(Extracts from a graphics dataset)
[start]

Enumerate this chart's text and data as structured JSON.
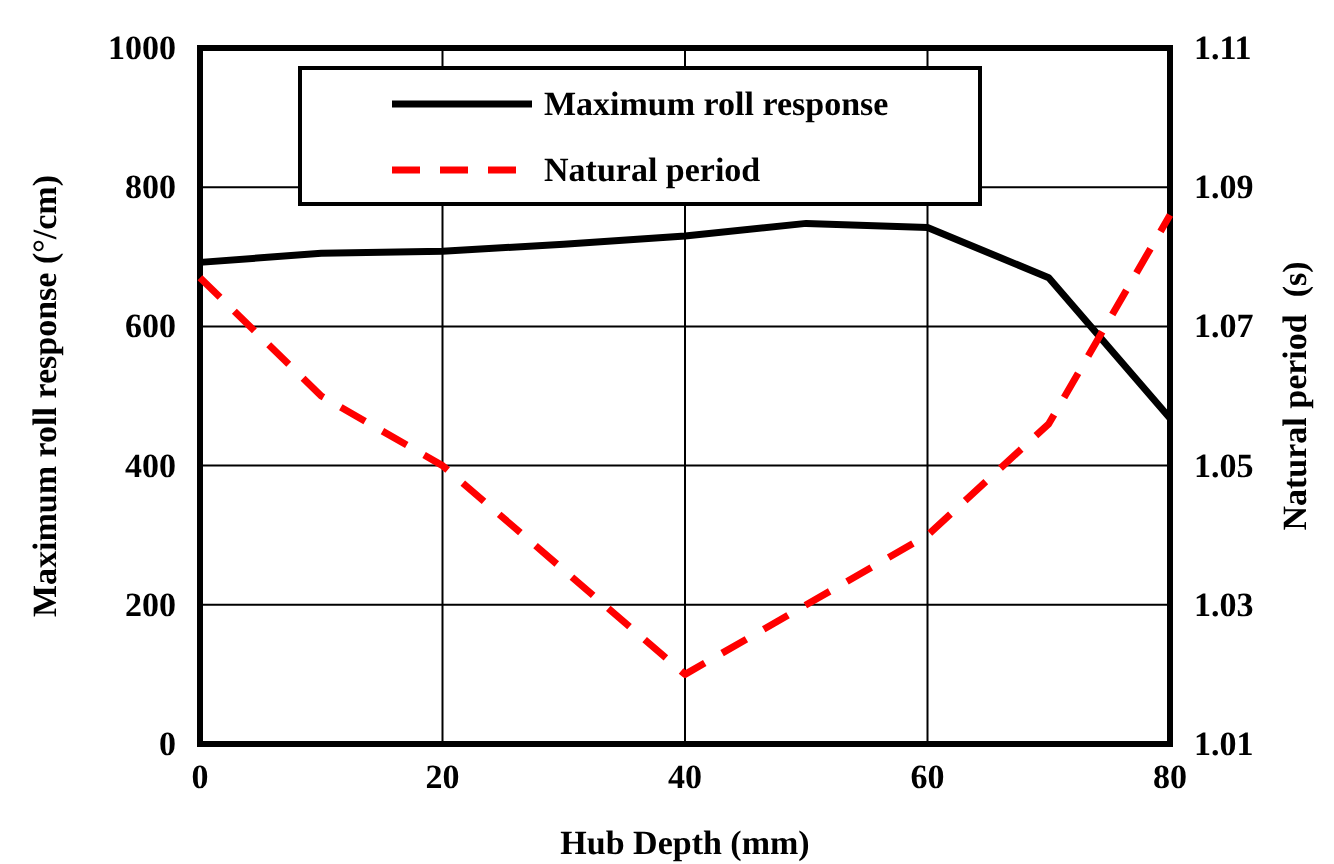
{
  "chart_data": {
    "type": "line",
    "xlabel": "Hub Depth (mm)",
    "ylabel": "Maximum roll response (°/cm)",
    "y2label": "Natural period  (s)",
    "x": [
      0,
      10,
      20,
      30,
      40,
      50,
      60,
      70,
      80
    ],
    "series": [
      {
        "name": "Maximum roll response",
        "color": "#000000",
        "line_style": "solid",
        "values": [
          692,
          705,
          708,
          718,
          730,
          748,
          742,
          670,
          468
        ]
      },
      {
        "name": "Natural period",
        "color": "#ff0000",
        "line_style": "dashed",
        "axis": "y2",
        "values": [
          1.077,
          1.06,
          1.05,
          1.035,
          1.02,
          1.03,
          1.04,
          1.056,
          1.086
        ]
      }
    ],
    "xlim": [
      0,
      80
    ],
    "xticks": [
      0,
      20,
      40,
      60,
      80
    ],
    "ylim": [
      0,
      1000
    ],
    "yticks": [
      0,
      200,
      400,
      600,
      800,
      1000
    ],
    "y2lim": [
      1.01,
      1.11
    ],
    "y2ticks": [
      {
        "value": 1.01,
        "label": "1.01"
      },
      {
        "value": 1.03,
        "label": "1.03"
      },
      {
        "value": 1.05,
        "label": "1.05"
      },
      {
        "value": 1.07,
        "label": "1.07"
      },
      {
        "value": 1.09,
        "label": "1.09"
      },
      {
        "value": 1.11,
        "label": "1.11"
      }
    ],
    "grid": true,
    "legend": "top",
    "marker": "none"
  }
}
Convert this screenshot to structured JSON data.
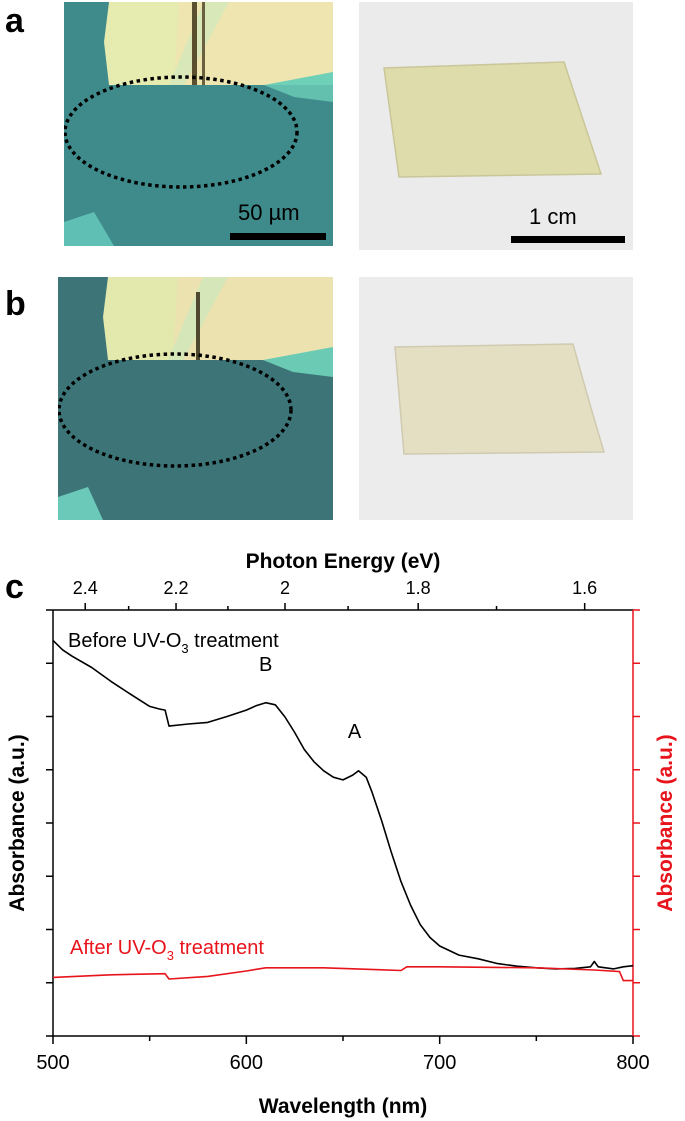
{
  "panels": {
    "a": {
      "label": "a",
      "micro_scale": "50 µm",
      "photo_scale": "1 cm"
    },
    "b": {
      "label": "b"
    },
    "c": {
      "label": "c"
    }
  },
  "chart_data": {
    "type": "line",
    "xlabel": "Wavelength (nm)",
    "ylabel_left": "Absorbance (a.u.)",
    "ylabel_right": "Absorbance (a.u.)",
    "top_axis_label": "Photon Energy (eV)",
    "xlim": [
      500,
      800
    ],
    "ylim": [
      0,
      8
    ],
    "x_ticks": [
      "500",
      "600",
      "700",
      "800"
    ],
    "x_tick_values": [
      500,
      600,
      700,
      800
    ],
    "x_minor_ticks": [
      550,
      650,
      750
    ],
    "top_ticks": [
      "2.4",
      "2.2",
      "2",
      "1.8",
      "1.6"
    ],
    "top_tick_values": [
      2.4,
      2.2,
      2.0,
      1.8,
      1.6
    ],
    "top_minor_ticks": [
      2.3,
      2.1,
      1.9,
      1.7
    ],
    "top_axis_relation": "E (eV) = 1240 / wavelength (nm)",
    "y_tick_labels": false,
    "grid": false,
    "colors": {
      "before": "#000000",
      "after": "#e8141b",
      "right_axis": "#e8141b"
    },
    "series": [
      {
        "name": "Before UV-O3 treatment",
        "label_prefix": "Before UV-O",
        "label_sub": "3",
        "label_suffix": " treatment",
        "x": [
          500,
          505,
          510,
          520,
          530,
          540,
          550,
          555,
          558,
          560,
          570,
          580,
          590,
          600,
          605,
          610,
          615,
          620,
          625,
          630,
          635,
          640,
          645,
          650,
          655,
          658,
          662,
          665,
          670,
          675,
          680,
          685,
          690,
          695,
          700,
          710,
          720,
          730,
          740,
          750,
          760,
          770,
          778,
          780,
          782,
          790,
          795,
          800
        ],
        "y": [
          7.43,
          7.25,
          7.13,
          6.92,
          6.66,
          6.42,
          6.19,
          6.14,
          6.12,
          5.82,
          5.86,
          5.89,
          6.0,
          6.12,
          6.2,
          6.26,
          6.22,
          5.99,
          5.7,
          5.38,
          5.15,
          4.98,
          4.86,
          4.81,
          4.9,
          4.98,
          4.86,
          4.58,
          4.04,
          3.45,
          2.9,
          2.45,
          2.09,
          1.85,
          1.69,
          1.52,
          1.45,
          1.36,
          1.31,
          1.28,
          1.26,
          1.27,
          1.3,
          1.4,
          1.3,
          1.26,
          1.3,
          1.32
        ]
      },
      {
        "name": "After UV-O3 treatment",
        "label_prefix": "After UV-O",
        "label_sub": "3",
        "label_suffix": " treatment",
        "x": [
          500,
          530,
          558,
          560,
          580,
          600,
          610,
          640,
          680,
          683,
          700,
          750,
          780,
          793,
          795,
          800
        ],
        "y": [
          1.1,
          1.15,
          1.17,
          1.07,
          1.12,
          1.22,
          1.28,
          1.28,
          1.23,
          1.3,
          1.3,
          1.28,
          1.24,
          1.21,
          1.04,
          1.04
        ]
      }
    ],
    "annotations": [
      {
        "text": "B",
        "x": 610,
        "y": 6.85
      },
      {
        "text": "A",
        "x": 656,
        "y": 5.6
      }
    ]
  }
}
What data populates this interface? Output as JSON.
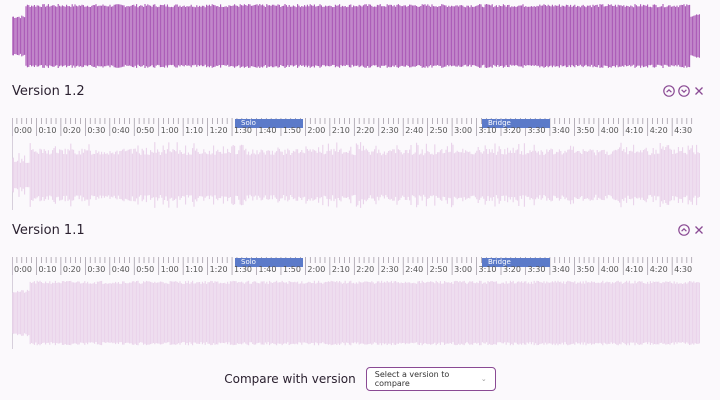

[end]

Copy out the data above exactly, except the pictures.

Enumerate this chart's text and data as structured JSON.
{
  "chart_data": {
    "type": "line",
    "xlabel": "Hub Depth (mm)",
    "ylabel": "Maximum roll response (°/cm)",
    "y2label": "Natural period  (s)",
    "x": [
      0,
      10,
      20,
      30,
      40,
      50,
      60,
      70,
      80
    ],
    "series": [
      {
        "name": "Maximum roll response",
        "color": "#000000",
        "line_style": "solid",
        "values": [
          692,
          705,
          708,
          718,
          730,
          748,
          742,
          670,
          468
        ]
      },
      {
        "name": "Natural period",
        "color": "#ff0000",
        "line_style": "dashed",
        "axis": "y2",
        "values": [
          1.077,
          1.06,
          1.05,
          1.035,
          1.02,
          1.03,
          1.04,
          1.056,
          1.086
        ]
      }
    ],
    "xlim": [
      0,
      80
    ],
    "xticks": [
      0,
      20,
      40,
      60,
      80
    ],
    "ylim": [
      0,
      1000
    ],
    "yticks": [
      0,
      200,
      400,
      600,
      800,
      1000
    ],
    "y2lim": [
      1.01,
      1.11
    ],
    "y2ticks": [
      {
        "value": 1.01,
        "label": "1.01"
      },
      {
        "value": 1.03,
        "label": "1.03"
      },
      {
        "value": 1.05,
        "label": "1.05"
      },
      {
        "value": 1.07,
        "label": "1.07"
      },
      {
        "value": 1.09,
        "label": "1.09"
      },
      {
        "value": 1.11,
        "label": "1.11"
      }
    ],
    "grid": true,
    "legend": "top",
    "marker": "none"
  }
}
Convert this screenshot to structured JSON data.
{
  "panels": {
    "a": {
      "label": "a",
      "micro_scale": "50 µm",
      "photo_scale": "1 cm"
    },
    "b": {
      "label": "b"
    },
    "c": {
      "label": "c"
    }
  },
  "chart_data": {
    "type": "line",
    "xlabel": "Wavelength (nm)",
    "ylabel_left": "Absorbance (a.u.)",
    "ylabel_right": "Absorbance (a.u.)",
    "top_axis_label": "Photon Energy (eV)",
    "xlim": [
      500,
      800
    ],
    "ylim": [
      0,
      8
    ],
    "x_ticks": [
      "500",
      "600",
      "700",
      "800"
    ],
    "x_tick_values": [
      500,
      600,
      700,
      800
    ],
    "x_minor_ticks": [
      550,
      650,
      750
    ],
    "top_ticks": [
      "2.4",
      "2.2",
      "2",
      "1.8",
      "1.6"
    ],
    "top_tick_values": [
      2.4,
      2.2,
      2.0,
      1.8,
      1.6
    ],
    "top_minor_ticks": [
      2.3,
      2.1,
      1.9,
      1.7
    ],
    "top_axis_relation": "E (eV) = 1240 / wavelength (nm)",
    "y_tick_labels": false,
    "grid": false,
    "colors": {
      "before": "#000000",
      "after": "#e8141b",
      "right_axis": "#e8141b"
    },
    "series": [
      {
        "name": "Before UV-O3 treatment",
        "label_prefix": "Before UV-O",
        "label_sub": "3",
        "label_suffix": " treatment",
        "x": [
          500,
          505,
          510,
          520,
          530,
          540,
          550,
          555,
          558,
          560,
          570,
          580,
          590,
          600,
          605,
          610,
          615,
          620,
          625,
          630,
          635,
          640,
          645,
          650,
          655,
          658,
          662,
          665,
          670,
          675,
          680,
          685,
          690,
          695,
          700,
          710,
          720,
          730,
          740,
          750,
          760,
          770,
          778,
          780,
          782,
          790,
          795,
          800
        ],
        "y": [
          7.43,
          7.25,
          7.13,
          6.92,
          6.66,
          6.42,
          6.19,
          6.14,
          6.12,
          5.82,
          5.86,
          5.89,
          6.0,
          6.12,
          6.2,
          6.26,
          6.22,
          5.99,
          5.7,
          5.38,
          5.15,
          4.98,
          4.86,
          4.81,
          4.9,
          4.98,
          4.86,
          4.58,
          4.04,
          3.45,
          2.9,
          2.45,
          2.09,
          1.85,
          1.69,
          1.52,
          1.45,
          1.36,
          1.31,
          1.28,
          1.26,
          1.27,
          1.3,
          1.4,
          1.3,
          1.26,
          1.3,
          1.32
        ]
      },
      {
        "name": "After UV-O3 treatment",
        "label_prefix": "After UV-O",
        "label_sub": "3",
        "label_suffix": " treatment",
        "x": [
          500,
          530,
          558,
          560,
          580,
          600,
          610,
          640,
          680,
          683,
          700,
          750,
          780,
          793,
          795,
          800
        ],
        "y": [
          1.1,
          1.15,
          1.17,
          1.07,
          1.12,
          1.22,
          1.28,
          1.28,
          1.23,
          1.3,
          1.3,
          1.28,
          1.24,
          1.21,
          1.04,
          1.04
        ]
      }
    ],
    "annotations": [
      {
        "text": "B",
        "x": 610,
        "y": 6.85
      },
      {
        "text": "A",
        "x": 656,
        "y": 5.6
      }
    ]
  }
}
What data populates this interface? Output as JSON.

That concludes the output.